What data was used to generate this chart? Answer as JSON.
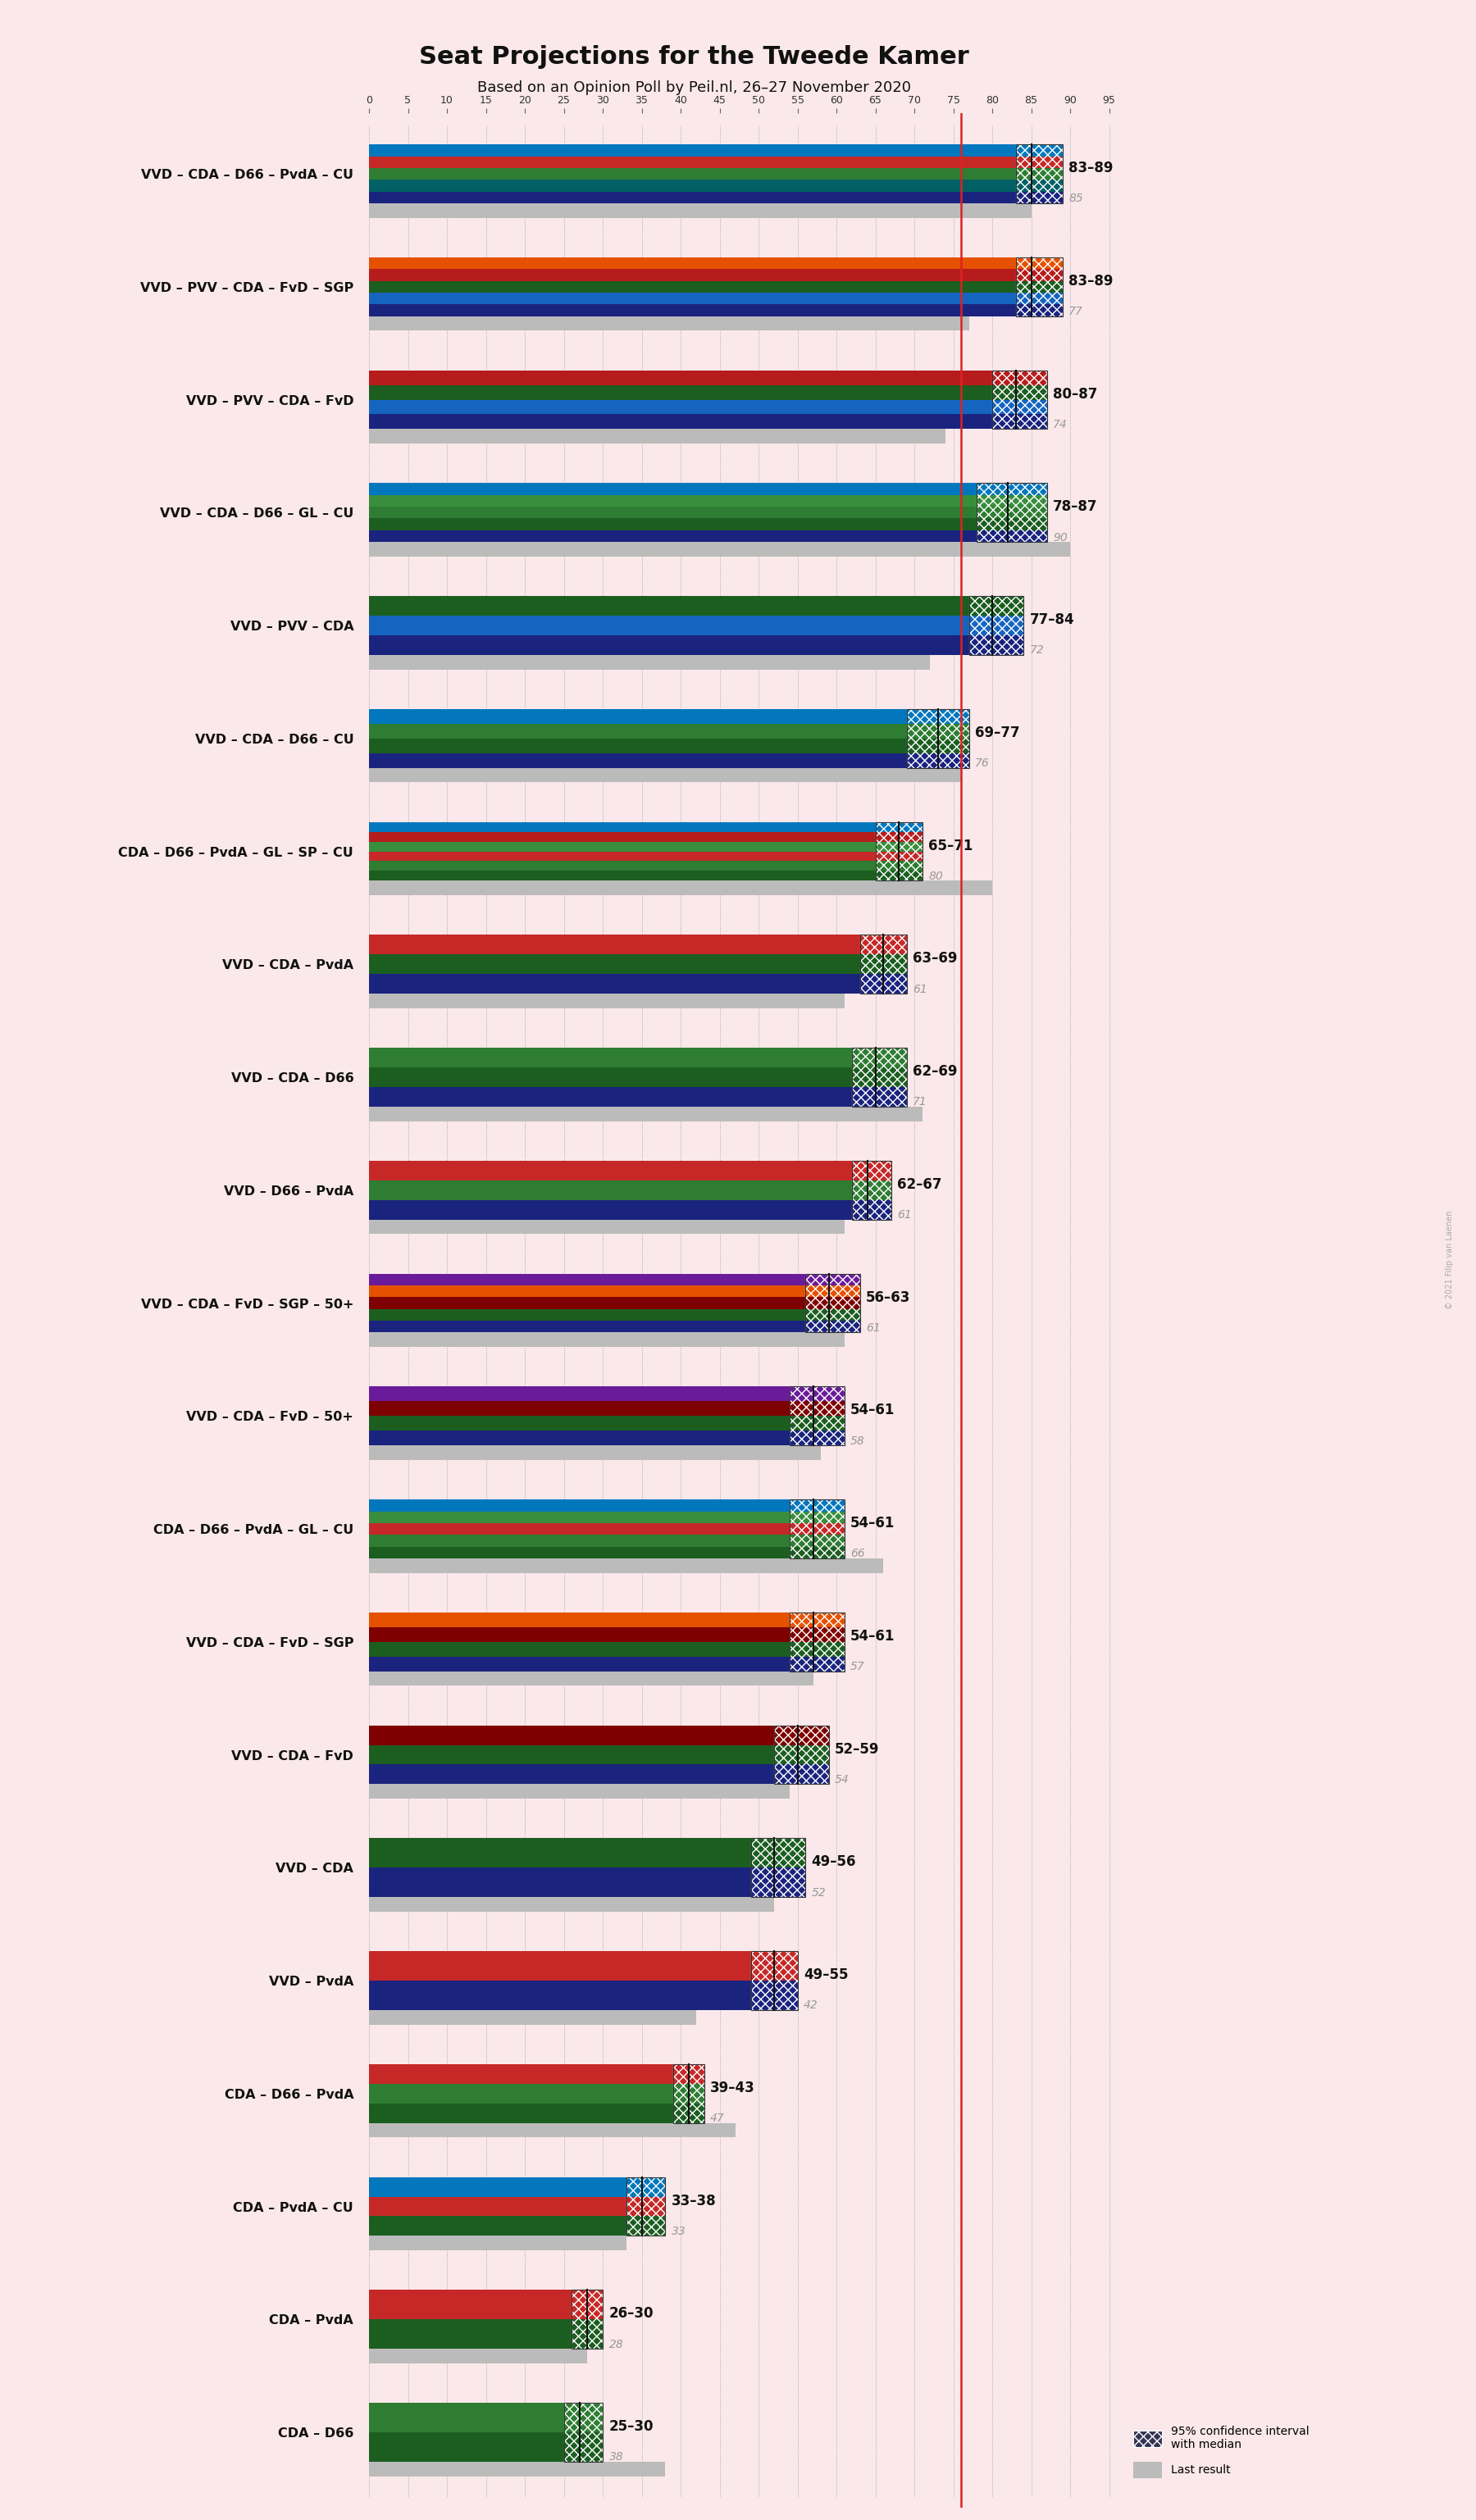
{
  "title": "Seat Projections for the Tweede Kamer",
  "subtitle": "Based on an Opinion Poll by Peil.nl, 26–27 November 2020",
  "background_color": "#fae8ea",
  "majority_line": 76,
  "x_max": 95,
  "coalitions": [
    {
      "name": "VVD – CDA – D66 – PvdA – CU",
      "ci_low": 83,
      "ci_high": 89,
      "median": 85,
      "last": 85,
      "underlined": false
    },
    {
      "name": "VVD – PVV – CDA – FvD – SGP",
      "ci_low": 83,
      "ci_high": 89,
      "median": 85,
      "last": 77,
      "underlined": false
    },
    {
      "name": "VVD – PVV – CDA – FvD",
      "ci_low": 80,
      "ci_high": 87,
      "median": 83,
      "last": 74,
      "underlined": false
    },
    {
      "name": "VVD – CDA – D66 – GL – CU",
      "ci_low": 78,
      "ci_high": 87,
      "median": 82,
      "last": 90,
      "underlined": false
    },
    {
      "name": "VVD – PVV – CDA",
      "ci_low": 77,
      "ci_high": 84,
      "median": 80,
      "last": 72,
      "underlined": false
    },
    {
      "name": "VVD – CDA – D66 – CU",
      "ci_low": 69,
      "ci_high": 77,
      "median": 73,
      "last": 76,
      "underlined": true
    },
    {
      "name": "CDA – D66 – PvdA – GL – SP – CU",
      "ci_low": 65,
      "ci_high": 71,
      "median": 68,
      "last": 80,
      "underlined": false
    },
    {
      "name": "VVD – CDA – PvdA",
      "ci_low": 63,
      "ci_high": 69,
      "median": 66,
      "last": 61,
      "underlined": false
    },
    {
      "name": "VVD – CDA – D66",
      "ci_low": 62,
      "ci_high": 69,
      "median": 65,
      "last": 71,
      "underlined": false
    },
    {
      "name": "VVD – D66 – PvdA",
      "ci_low": 62,
      "ci_high": 67,
      "median": 64,
      "last": 61,
      "underlined": false
    },
    {
      "name": "VVD – CDA – FvD – SGP – 50+",
      "ci_low": 56,
      "ci_high": 63,
      "median": 59,
      "last": 61,
      "underlined": false
    },
    {
      "name": "VVD – CDA – FvD – 50+",
      "ci_low": 54,
      "ci_high": 61,
      "median": 57,
      "last": 58,
      "underlined": false
    },
    {
      "name": "CDA – D66 – PvdA – GL – CU",
      "ci_low": 54,
      "ci_high": 61,
      "median": 57,
      "last": 66,
      "underlined": false
    },
    {
      "name": "VVD – CDA – FvD – SGP",
      "ci_low": 54,
      "ci_high": 61,
      "median": 57,
      "last": 57,
      "underlined": false
    },
    {
      "name": "VVD – CDA – FvD",
      "ci_low": 52,
      "ci_high": 59,
      "median": 55,
      "last": 54,
      "underlined": false
    },
    {
      "name": "VVD – CDA",
      "ci_low": 49,
      "ci_high": 56,
      "median": 52,
      "last": 52,
      "underlined": false
    },
    {
      "name": "VVD – PvdA",
      "ci_low": 49,
      "ci_high": 55,
      "median": 52,
      "last": 42,
      "underlined": false
    },
    {
      "name": "CDA – D66 – PvdA",
      "ci_low": 39,
      "ci_high": 43,
      "median": 41,
      "last": 47,
      "underlined": false
    },
    {
      "name": "CDA – PvdA – CU",
      "ci_low": 33,
      "ci_high": 38,
      "median": 35,
      "last": 33,
      "underlined": false
    },
    {
      "name": "CDA – PvdA",
      "ci_low": 26,
      "ci_high": 30,
      "median": 28,
      "last": 28,
      "underlined": false
    },
    {
      "name": "CDA – D66",
      "ci_low": 25,
      "ci_high": 30,
      "median": 27,
      "last": 38,
      "underlined": false
    }
  ],
  "coalition_colors": [
    [
      "#1a237e",
      "#006064",
      "#2e7d32",
      "#c62828",
      "#0277bd"
    ],
    [
      "#1a237e",
      "#1565c0",
      "#1b5e20",
      "#b71c1c",
      "#e65100"
    ],
    [
      "#1a237e",
      "#1565c0",
      "#1b5e20",
      "#b71c1c"
    ],
    [
      "#1a237e",
      "#1b5e20",
      "#2e7d32",
      "#388e3c",
      "#0277bd"
    ],
    [
      "#1a237e",
      "#1565c0",
      "#1b5e20"
    ],
    [
      "#1a237e",
      "#1b5e20",
      "#2e7d32",
      "#0277bd"
    ],
    [
      "#1b5e20",
      "#2e7d32",
      "#c62828",
      "#388e3c",
      "#b71c1c",
      "#0277bd"
    ],
    [
      "#1a237e",
      "#1b5e20",
      "#c62828"
    ],
    [
      "#1a237e",
      "#1b5e20",
      "#2e7d32"
    ],
    [
      "#1a237e",
      "#2e7d32",
      "#c62828"
    ],
    [
      "#1a237e",
      "#1b5e20",
      "#7f0000",
      "#e65100",
      "#6a1b9a"
    ],
    [
      "#1a237e",
      "#1b5e20",
      "#7f0000",
      "#6a1b9a"
    ],
    [
      "#1b5e20",
      "#2e7d32",
      "#c62828",
      "#388e3c",
      "#0277bd"
    ],
    [
      "#1a237e",
      "#1b5e20",
      "#7f0000",
      "#e65100"
    ],
    [
      "#1a237e",
      "#1b5e20",
      "#7f0000"
    ],
    [
      "#1a237e",
      "#1b5e20"
    ],
    [
      "#1a237e",
      "#c62828"
    ],
    [
      "#1b5e20",
      "#2e7d32",
      "#c62828"
    ],
    [
      "#1b5e20",
      "#c62828",
      "#0277bd"
    ],
    [
      "#1b5e20",
      "#c62828"
    ],
    [
      "#1b5e20",
      "#2e7d32"
    ]
  ]
}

+ + + + +

Given task:
Make an exact copy of the data, leaving its pictures out.

Worked solution:
What data was used to generate this chart? Answer as JSON.
{
  "title": "Seat Projections for the Tweede Kamer",
  "subtitle": "Based on an Opinion Poll by Peil.nl, 26–27 November 2020",
  "background_color": "#fae8ea",
  "majority_line": 76,
  "x_max": 95,
  "coalitions": [
    {
      "name": "VVD – CDA – D66 – PvdA – CU",
      "ci_low": 83,
      "ci_high": 89,
      "median": 85,
      "last": 85,
      "underlined": false
    },
    {
      "name": "VVD – PVV – CDA – FvD – SGP",
      "ci_low": 83,
      "ci_high": 89,
      "median": 85,
      "last": 77,
      "underlined": false
    },
    {
      "name": "VVD – PVV – CDA – FvD",
      "ci_low": 80,
      "ci_high": 87,
      "median": 83,
      "last": 74,
      "underlined": false
    },
    {
      "name": "VVD – CDA – D66 – GL – CU",
      "ci_low": 78,
      "ci_high": 87,
      "median": 82,
      "last": 90,
      "underlined": false
    },
    {
      "name": "VVD – PVV – CDA",
      "ci_low": 77,
      "ci_high": 84,
      "median": 80,
      "last": 72,
      "underlined": false
    },
    {
      "name": "VVD – CDA – D66 – CU",
      "ci_low": 69,
      "ci_high": 77,
      "median": 73,
      "last": 76,
      "underlined": true
    },
    {
      "name": "CDA – D66 – PvdA – GL – SP – CU",
      "ci_low": 65,
      "ci_high": 71,
      "median": 68,
      "last": 80,
      "underlined": false
    },
    {
      "name": "VVD – CDA – PvdA",
      "ci_low": 63,
      "ci_high": 69,
      "median": 66,
      "last": 61,
      "underlined": false
    },
    {
      "name": "VVD – CDA – D66",
      "ci_low": 62,
      "ci_high": 69,
      "median": 65,
      "last": 71,
      "underlined": false
    },
    {
      "name": "VVD – D66 – PvdA",
      "ci_low": 62,
      "ci_high": 67,
      "median": 64,
      "last": 61,
      "underlined": false
    },
    {
      "name": "VVD – CDA – FvD – SGP – 50+",
      "ci_low": 56,
      "ci_high": 63,
      "median": 59,
      "last": 61,
      "underlined": false
    },
    {
      "name": "VVD – CDA – FvD – 50+",
      "ci_low": 54,
      "ci_high": 61,
      "median": 57,
      "last": 58,
      "underlined": false
    },
    {
      "name": "CDA – D66 – PvdA – GL – CU",
      "ci_low": 54,
      "ci_high": 61,
      "median": 57,
      "last": 66,
      "underlined": false
    },
    {
      "name": "VVD – CDA – FvD – SGP",
      "ci_low": 54,
      "ci_high": 61,
      "median": 57,
      "last": 57,
      "underlined": false
    },
    {
      "name": "VVD – CDA – FvD",
      "ci_low": 52,
      "ci_high": 59,
      "median": 55,
      "last": 54,
      "underlined": false
    },
    {
      "name": "VVD – CDA",
      "ci_low": 49,
      "ci_high": 56,
      "median": 52,
      "last": 52,
      "underlined": false
    },
    {
      "name": "VVD – PvdA",
      "ci_low": 49,
      "ci_high": 55,
      "median": 52,
      "last": 42,
      "underlined": false
    },
    {
      "name": "CDA – D66 – PvdA",
      "ci_low": 39,
      "ci_high": 43,
      "median": 41,
      "last": 47,
      "underlined": false
    },
    {
      "name": "CDA – PvdA – CU",
      "ci_low": 33,
      "ci_high": 38,
      "median": 35,
      "last": 33,
      "underlined": false
    },
    {
      "name": "CDA – PvdA",
      "ci_low": 26,
      "ci_high": 30,
      "median": 28,
      "last": 28,
      "underlined": false
    },
    {
      "name": "CDA – D66",
      "ci_low": 25,
      "ci_high": 30,
      "median": 27,
      "last": 38,
      "underlined": false
    }
  ],
  "coalition_colors": [
    [
      "#1a237e",
      "#006064",
      "#2e7d32",
      "#c62828",
      "#0277bd"
    ],
    [
      "#1a237e",
      "#1565c0",
      "#1b5e20",
      "#b71c1c",
      "#e65100"
    ],
    [
      "#1a237e",
      "#1565c0",
      "#1b5e20",
      "#b71c1c"
    ],
    [
      "#1a237e",
      "#1b5e20",
      "#2e7d32",
      "#388e3c",
      "#0277bd"
    ],
    [
      "#1a237e",
      "#1565c0",
      "#1b5e20"
    ],
    [
      "#1a237e",
      "#1b5e20",
      "#2e7d32",
      "#0277bd"
    ],
    [
      "#1b5e20",
      "#2e7d32",
      "#c62828",
      "#388e3c",
      "#b71c1c",
      "#0277bd"
    ],
    [
      "#1a237e",
      "#1b5e20",
      "#c62828"
    ],
    [
      "#1a237e",
      "#1b5e20",
      "#2e7d32"
    ],
    [
      "#1a237e",
      "#2e7d32",
      "#c62828"
    ],
    [
      "#1a237e",
      "#1b5e20",
      "#7f0000",
      "#e65100",
      "#6a1b9a"
    ],
    [
      "#1a237e",
      "#1b5e20",
      "#7f0000",
      "#6a1b9a"
    ],
    [
      "#1b5e20",
      "#2e7d32",
      "#c62828",
      "#388e3c",
      "#0277bd"
    ],
    [
      "#1a237e",
      "#1b5e20",
      "#7f0000",
      "#e65100"
    ],
    [
      "#1a237e",
      "#1b5e20",
      "#7f0000"
    ],
    [
      "#1a237e",
      "#1b5e20"
    ],
    [
      "#1a237e",
      "#c62828"
    ],
    [
      "#1b5e20",
      "#2e7d32",
      "#c62828"
    ],
    [
      "#1b5e20",
      "#c62828",
      "#0277bd"
    ],
    [
      "#1b5e20",
      "#c62828"
    ],
    [
      "#1b5e20",
      "#2e7d32"
    ]
  ]
}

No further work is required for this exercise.